Dataset entries

※ ※ ※

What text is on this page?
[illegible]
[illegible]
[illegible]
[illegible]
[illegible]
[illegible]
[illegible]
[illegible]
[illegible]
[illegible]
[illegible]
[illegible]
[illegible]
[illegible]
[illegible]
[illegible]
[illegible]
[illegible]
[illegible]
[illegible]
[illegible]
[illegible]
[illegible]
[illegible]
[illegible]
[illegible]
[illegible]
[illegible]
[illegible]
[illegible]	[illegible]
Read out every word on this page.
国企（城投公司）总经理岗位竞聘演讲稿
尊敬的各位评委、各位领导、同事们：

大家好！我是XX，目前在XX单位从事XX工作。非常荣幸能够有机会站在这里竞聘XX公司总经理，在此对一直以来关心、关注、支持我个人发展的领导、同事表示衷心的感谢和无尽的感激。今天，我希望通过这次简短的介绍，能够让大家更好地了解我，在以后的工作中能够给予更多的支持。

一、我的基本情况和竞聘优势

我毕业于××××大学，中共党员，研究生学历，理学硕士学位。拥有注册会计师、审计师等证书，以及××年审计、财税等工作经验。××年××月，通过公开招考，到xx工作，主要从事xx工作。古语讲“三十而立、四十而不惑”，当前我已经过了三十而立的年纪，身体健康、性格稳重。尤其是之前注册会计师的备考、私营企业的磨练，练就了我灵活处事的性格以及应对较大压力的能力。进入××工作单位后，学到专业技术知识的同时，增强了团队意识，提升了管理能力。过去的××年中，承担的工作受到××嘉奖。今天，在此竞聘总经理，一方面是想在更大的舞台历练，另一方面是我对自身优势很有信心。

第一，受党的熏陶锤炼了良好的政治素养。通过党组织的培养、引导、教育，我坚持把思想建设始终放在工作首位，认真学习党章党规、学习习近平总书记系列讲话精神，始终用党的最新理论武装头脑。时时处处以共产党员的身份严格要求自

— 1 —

※ ※ ※

Direction: Set down the listing above in full, please, exactly as it appears.

Worked solution:
What text is on this page?
[illegible]
[illegible]
[illegible]
[illegible]
[illegible]
[illegible]
[illegible]
[illegible]
[illegible]
[illegible]
[illegible]
[illegible]
[illegible]
[illegible]
[illegible]
[illegible]
[illegible]
[illegible]
[illegible]
[illegible]
[illegible]
[illegible]
[illegible]
[illegible]
[illegible]
[illegible]
[illegible]
[illegible]
[illegible]
[illegible]	[illegible]
Read out every word on this page.
国企（城投公司）总经理岗位竞聘演讲稿
尊敬的各位评委、各位领导、同事们：

大家好！我是XX，目前在XX单位从事XX工作。非常荣幸能够有机会站在这里竞聘XX公司总经理，在此对一直以来关心、关注、支持我个人发展的领导、同事表示衷心的感谢和无尽的感激。今天，我希望通过这次简短的介绍，能够让大家更好地了解我，在以后的工作中能够给予更多的支持。

一、我的基本情况和竞聘优势

我毕业于××××大学，中共党员，研究生学历，理学硕士学位。拥有注册会计师、审计师等证书，以及××年审计、财税等工作经验。××年××月，通过公开招考，到xx工作，主要从事xx工作。古语讲“三十而立、四十而不惑”，当前我已经过了三十而立的年纪，身体健康、性格稳重。尤其是之前注册会计师的备考、私营企业的磨练，练就了我灵活处事的性格以及应对较大压力的能力。进入××工作单位后，学到专业技术知识的同时，增强了团队意识，提升了管理能力。过去的××年中，承担的工作受到××嘉奖。今天，在此竞聘总经理，一方面是想在更大的舞台历练，另一方面是我对自身优势很有信心。

第一，受党的熏陶锤炼了良好的政治素养。通过党组织的培养、引导、教育，我坚持把思想建设始终放在工作首位，认真学习党章党规、学习习近平总书记系列讲话精神，始终用党的最新理论武装头脑。时时处处以共产党员的身份严格要求自

— 1 —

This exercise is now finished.